[Dataset records]
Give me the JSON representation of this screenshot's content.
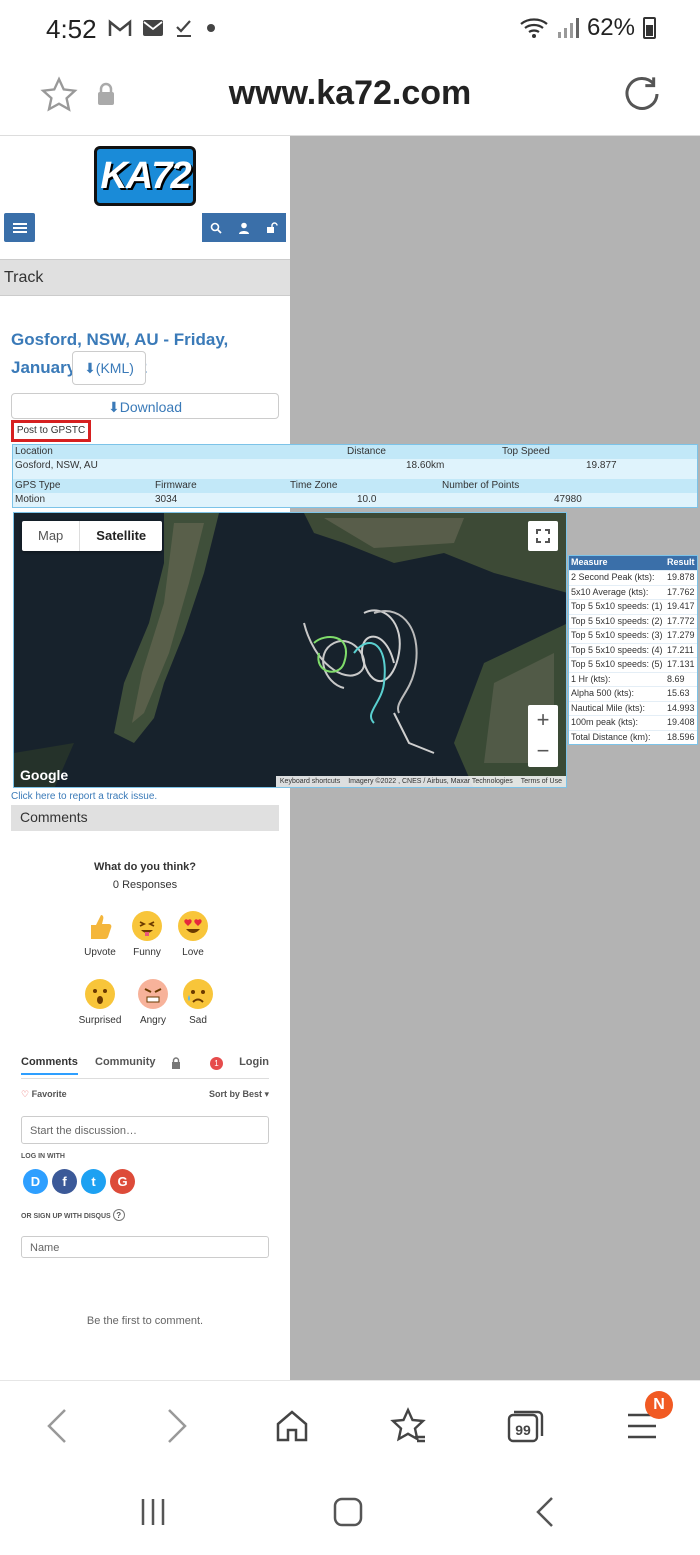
{
  "status": {
    "time": "4:52",
    "battery": "62%",
    "icons": [
      "gmail-icon",
      "mail-icon",
      "check-icon",
      "dot-icon",
      "wifi-icon",
      "signal-icon",
      "battery-icon"
    ]
  },
  "browser": {
    "url": "www.ka72.com"
  },
  "site": {
    "logo": "KA72",
    "section_title": "Track"
  },
  "track": {
    "title": "Gosford, NSW, AU - Friday, January 14, 2022",
    "kml_label": "(KML)",
    "download_label": "Download",
    "gpstc_label": "Post to GPSTC"
  },
  "info": {
    "row1_headers": [
      "Location",
      "Distance",
      "Top Speed"
    ],
    "row1_values": [
      "Gosford, NSW, AU",
      "18.60km",
      "19.877"
    ],
    "row2_headers": [
      "GPS Type",
      "Firmware",
      "Time Zone",
      "Number of Points"
    ],
    "row2_values": [
      "Motion",
      "3034",
      "10.0",
      "47980"
    ]
  },
  "map": {
    "map_label": "Map",
    "satellite_label": "Satellite",
    "zoom_in": "+",
    "zoom_out": "−",
    "google": "Google",
    "attr_shortcuts": "Keyboard shortcuts",
    "attr_imagery": "Imagery ©2022 , CNES / Airbus, Maxar Technologies",
    "attr_terms": "Terms of Use"
  },
  "results": {
    "header_measure": "Measure",
    "header_result": "Result",
    "rows": [
      {
        "measure": "2 Second Peak (kts):",
        "value": "19.878"
      },
      {
        "measure": "5x10 Average (kts):",
        "value": "17.762"
      },
      {
        "measure": "Top 5 5x10 speeds: (1)",
        "value": "19.417"
      },
      {
        "measure": "Top 5 5x10 speeds: (2)",
        "value": "17.772"
      },
      {
        "measure": "Top 5 5x10 speeds: (3)",
        "value": "17.279"
      },
      {
        "measure": "Top 5 5x10 speeds: (4)",
        "value": "17.211"
      },
      {
        "measure": "Top 5 5x10 speeds: (5)",
        "value": "17.131"
      },
      {
        "measure": "1 Hr (kts):",
        "value": "8.69"
      },
      {
        "measure": "Alpha 500 (kts):",
        "value": "15.63"
      },
      {
        "measure": "Nautical Mile (kts):",
        "value": "14.993"
      },
      {
        "measure": "100m peak (kts):",
        "value": "19.408"
      },
      {
        "measure": "Total Distance (km):",
        "value": "18.596"
      }
    ]
  },
  "report_link": "Click here to report a track issue.",
  "comments": {
    "title": "Comments",
    "prompt": "What do you think?",
    "responses": "0 Responses",
    "reactions": [
      "Upvote",
      "Funny",
      "Love",
      "Surprised",
      "Angry",
      "Sad"
    ],
    "tab_comments": "Comments",
    "tab_community": "Community",
    "login": "Login",
    "login_badge": "1",
    "favorite": "Favorite",
    "sort": "Sort by Best",
    "start_placeholder": "Start the discussion…",
    "login_with": "LOG IN WITH",
    "social": [
      "D",
      "f",
      "t",
      "G"
    ],
    "signup": "OR SIGN UP WITH DISQUS",
    "name_placeholder": "Name",
    "first_comment": "Be the first to comment."
  },
  "toolbar": {
    "badge": "N"
  },
  "colors": {
    "link_blue": "#3a7ab8",
    "nav_blue": "#3a6fa9",
    "table_border": "#7cc3e8",
    "badge_orange": "#f15a23"
  }
}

Requirement => Do not include images; quote all of the entries above exactly.

Task answer =>
Give me the JSON representation of this screenshot's content.
{
  "status": {
    "time": "4:52",
    "battery": "62%",
    "icons": [
      "gmail-icon",
      "mail-icon",
      "check-icon",
      "dot-icon",
      "wifi-icon",
      "signal-icon",
      "battery-icon"
    ]
  },
  "browser": {
    "url": "www.ka72.com"
  },
  "site": {
    "logo": "KA72",
    "section_title": "Track"
  },
  "track": {
    "title": "Gosford, NSW, AU - Friday, January 14, 2022",
    "kml_label": "(KML)",
    "download_label": "Download",
    "gpstc_label": "Post to GPSTC"
  },
  "info": {
    "row1_headers": [
      "Location",
      "Distance",
      "Top Speed"
    ],
    "row1_values": [
      "Gosford, NSW, AU",
      "18.60km",
      "19.877"
    ],
    "row2_headers": [
      "GPS Type",
      "Firmware",
      "Time Zone",
      "Number of Points"
    ],
    "row2_values": [
      "Motion",
      "3034",
      "10.0",
      "47980"
    ]
  },
  "map": {
    "map_label": "Map",
    "satellite_label": "Satellite",
    "zoom_in": "+",
    "zoom_out": "−",
    "google": "Google",
    "attr_shortcuts": "Keyboard shortcuts",
    "attr_imagery": "Imagery ©2022 , CNES / Airbus, Maxar Technologies",
    "attr_terms": "Terms of Use"
  },
  "results": {
    "header_measure": "Measure",
    "header_result": "Result",
    "rows": [
      {
        "measure": "2 Second Peak (kts):",
        "value": "19.878"
      },
      {
        "measure": "5x10 Average (kts):",
        "value": "17.762"
      },
      {
        "measure": "Top 5 5x10 speeds: (1)",
        "value": "19.417"
      },
      {
        "measure": "Top 5 5x10 speeds: (2)",
        "value": "17.772"
      },
      {
        "measure": "Top 5 5x10 speeds: (3)",
        "value": "17.279"
      },
      {
        "measure": "Top 5 5x10 speeds: (4)",
        "value": "17.211"
      },
      {
        "measure": "Top 5 5x10 speeds: (5)",
        "value": "17.131"
      },
      {
        "measure": "1 Hr (kts):",
        "value": "8.69"
      },
      {
        "measure": "Alpha 500 (kts):",
        "value": "15.63"
      },
      {
        "measure": "Nautical Mile (kts):",
        "value": "14.993"
      },
      {
        "measure": "100m peak (kts):",
        "value": "19.408"
      },
      {
        "measure": "Total Distance (km):",
        "value": "18.596"
      }
    ]
  },
  "report_link": "Click here to report a track issue.",
  "comments": {
    "title": "Comments",
    "prompt": "What do you think?",
    "responses": "0 Responses",
    "reactions": [
      "Upvote",
      "Funny",
      "Love",
      "Surprised",
      "Angry",
      "Sad"
    ],
    "tab_comments": "Comments",
    "tab_community": "Community",
    "login": "Login",
    "login_badge": "1",
    "favorite": "Favorite",
    "sort": "Sort by Best",
    "start_placeholder": "Start the discussion…",
    "login_with": "LOG IN WITH",
    "social": [
      "D",
      "f",
      "t",
      "G"
    ],
    "signup": "OR SIGN UP WITH DISQUS",
    "name_placeholder": "Name",
    "first_comment": "Be the first to comment."
  },
  "toolbar": {
    "badge": "N"
  },
  "colors": {
    "link_blue": "#3a7ab8",
    "nav_blue": "#3a6fa9",
    "table_border": "#7cc3e8",
    "badge_orange": "#f15a23"
  }
}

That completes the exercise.